EXERCISE PROMPT ::
Collect every line in the records below that contains the word "Today".

GIVEN INFORMATION ::
• • • •
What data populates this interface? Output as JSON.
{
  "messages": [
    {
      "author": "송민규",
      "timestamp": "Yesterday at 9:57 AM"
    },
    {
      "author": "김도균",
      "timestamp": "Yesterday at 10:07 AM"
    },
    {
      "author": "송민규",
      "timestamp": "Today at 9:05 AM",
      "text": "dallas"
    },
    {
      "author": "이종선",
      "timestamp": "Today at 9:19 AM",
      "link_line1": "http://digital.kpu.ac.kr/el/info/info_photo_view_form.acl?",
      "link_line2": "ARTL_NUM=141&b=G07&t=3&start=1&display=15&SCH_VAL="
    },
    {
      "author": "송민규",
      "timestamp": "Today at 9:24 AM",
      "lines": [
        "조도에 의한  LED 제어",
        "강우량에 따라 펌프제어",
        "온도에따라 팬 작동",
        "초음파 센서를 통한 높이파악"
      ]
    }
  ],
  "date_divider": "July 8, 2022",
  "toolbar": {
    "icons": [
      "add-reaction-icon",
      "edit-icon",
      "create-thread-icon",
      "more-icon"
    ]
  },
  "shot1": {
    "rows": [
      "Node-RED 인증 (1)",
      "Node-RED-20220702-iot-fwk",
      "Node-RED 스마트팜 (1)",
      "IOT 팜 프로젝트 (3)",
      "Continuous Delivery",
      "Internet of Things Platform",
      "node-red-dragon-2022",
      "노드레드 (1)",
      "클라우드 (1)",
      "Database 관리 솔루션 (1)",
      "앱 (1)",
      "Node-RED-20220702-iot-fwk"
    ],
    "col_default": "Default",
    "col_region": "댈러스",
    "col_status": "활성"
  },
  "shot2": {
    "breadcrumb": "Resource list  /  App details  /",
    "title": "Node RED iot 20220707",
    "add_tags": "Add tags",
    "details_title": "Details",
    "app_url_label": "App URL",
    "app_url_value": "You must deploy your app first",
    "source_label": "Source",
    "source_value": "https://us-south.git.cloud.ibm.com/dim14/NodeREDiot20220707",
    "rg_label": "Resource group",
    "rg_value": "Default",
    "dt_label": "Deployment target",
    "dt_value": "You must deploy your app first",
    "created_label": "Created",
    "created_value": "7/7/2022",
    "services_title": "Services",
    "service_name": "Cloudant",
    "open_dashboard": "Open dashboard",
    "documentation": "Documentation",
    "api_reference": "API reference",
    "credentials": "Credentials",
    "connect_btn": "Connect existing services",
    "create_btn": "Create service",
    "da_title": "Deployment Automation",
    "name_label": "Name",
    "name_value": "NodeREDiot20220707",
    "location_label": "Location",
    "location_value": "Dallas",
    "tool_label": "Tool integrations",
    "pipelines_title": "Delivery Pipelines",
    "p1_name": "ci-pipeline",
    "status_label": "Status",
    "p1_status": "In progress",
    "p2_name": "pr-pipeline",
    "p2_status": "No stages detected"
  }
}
• • • •
SOLUTION BELOW ::
      "timestamp": "Today at 9:05 AM",
      "timestamp": "Today at 9:19 AM",
      "timestamp": "Today at 9:24 AM",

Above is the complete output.